> Problem statement
State how many lines in the entries below contain "nauczycieli". Write nothing but the number.

------

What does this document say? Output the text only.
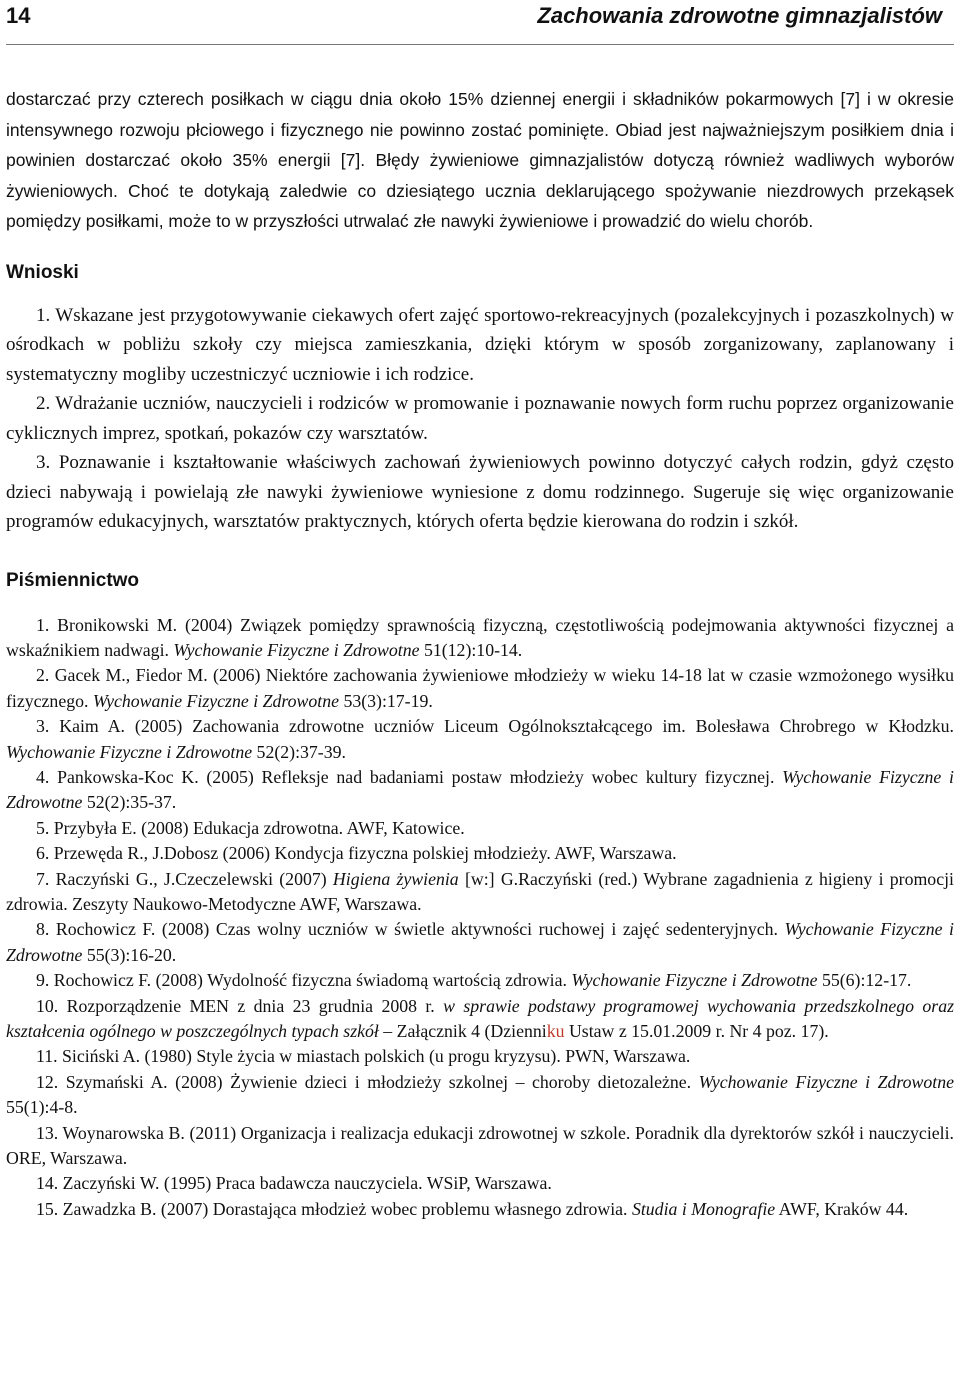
14	Zachowania zdrowotne gimnazjalistów

dostarczać przy czterech posiłkach w ciągu dnia około 15% dziennej energii i składników pokarmowych [7] i w okresie intensywnego rozwoju płciowego i fizycznego nie powinno zostać pominięte. Obiad jest najważniejszym posiłkiem dnia i powinien dostarczać około 35% energii [7]. Błędy żywieniowe gimnazjalistów dotyczą również wadliwych wyborów żywieniowych. Choć te dotykają zaledwie co dziesiątego ucznia deklarującego spożywanie niezdrowych przekąsek pomiędzy posiłkami, może to w przyszłości utrwalać złe nawyki żywieniowe i prowadzić do wielu chorób.

Wnioski

1. Wskazane jest przygotowywanie ciekawych ofert zajęć sportowo-rekreacyjnych (pozalekcyjnych i pozaszkolnych) w ośrodkach w pobliżu szkoły czy miejsca zamieszkania, dzięki którym w sposób zorganizowany, zaplanowany i systematyczny mogliby uczestniczyć uczniowie i ich rodzice.

2. Wdrażanie uczniów, nauczycieli i rodziców w promowanie i poznawanie nowych form ruchu poprzez organizowanie cyklicznych imprez, spotkań, pokazów czy warsztatów.

3. Poznawanie i kształtowanie właściwych zachowań żywieniowych powinno dotyczyć całych rodzin, gdyż często dzieci nabywają i powielają złe nawyki żywieniowe wyniesione z domu rodzinnego. Sugeruje się więc organizowanie programów edukacyjnych, warsztatów praktycznych, których oferta będzie kierowana do rodzin i szkół.

Piśmiennictwo

1. Bronikowski M. (2004) Związek pomiędzy sprawnością fizyczną, częstotliwością podejmowania aktywności fizycznej a wskaźnikiem nadwagi. Wychowanie Fizyczne i Zdrowotne 51(12):10-14.

2. Gacek M., Fiedor M. (2006) Niektóre zachowania żywieniowe młodzieży w wieku 14-18 lat w czasie wzmożonego wysiłku fizycznego. Wychowanie Fizyczne i Zdrowotne 53(3):17-19.

3. Kaim A. (2005) Zachowania zdrowotne uczniów Liceum Ogólnokształcącego im. Bolesława Chrobrego w Kłodzku. Wychowanie Fizyczne i Zdrowotne 52(2):37-39.

4. Pankowska-Koc K. (2005) Refleksje nad badaniami postaw młodzieży wobec kultury fizycznej. Wychowanie Fizyczne i Zdrowotne 52(2):35-37.

5. Przybyła E. (2008) Edukacja zdrowotna. AWF, Katowice.

6. Przewęda R., J.Dobosz (2006) Kondycja fizyczna polskiej młodzieży. AWF, Warszawa.

7. Raczyński G., J.Czeczelewski (2007) Higiena żywienia [w:] G.Raczyński (red.) Wybrane zagadnienia z higieny i promocji zdrowia. Zeszyty Naukowo-Metodyczne AWF, Warszawa.

8. Rochowicz F. (2008) Czas wolny uczniów w świetle aktywności ruchowej i zajęć sedenteryjnych. Wychowanie Fizyczne i Zdrowotne 55(3):16-20.

9. Rochowicz F. (2008) Wydolność fizyczna świadomą wartością zdrowia. Wychowanie Fizyczne i Zdrowotne 55(6):12-17.

10. Rozporządzenie MEN z dnia 23 grudnia 2008 r. w sprawie podstawy programowej wychowania przedszkolnego oraz kształcenia ogólnego w poszczególnych typach szkół – Załącznik 4 (Dzienniku Ustaw z 15.01.2009 r. Nr 4 poz. 17).

11. Siciński A. (1980) Style życia w miastach polskich (u progu kryzysu). PWN, Warszawa.

12. Szymański A. (2008) Żywienie dzieci i młodzieży szkolnej – choroby dietozależne. Wychowanie Fizyczne i Zdrowotne 55(1):4-8.

13. Woynarowska B. (2011) Organizacja i realizacja edukacji zdrowotnej w szkole. Poradnik dla dyrektorów szkół i nauczycieli. ORE, Warszawa.

14. Zaczyński W. (1995) Praca badawcza nauczyciela. WSiP, Warszawa.

15. Zawadzka B. (2007) Dorastająca młodzież wobec problemu własnego zdrowia. Studia i Monografie AWF, Kraków 44.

------

> Answer
2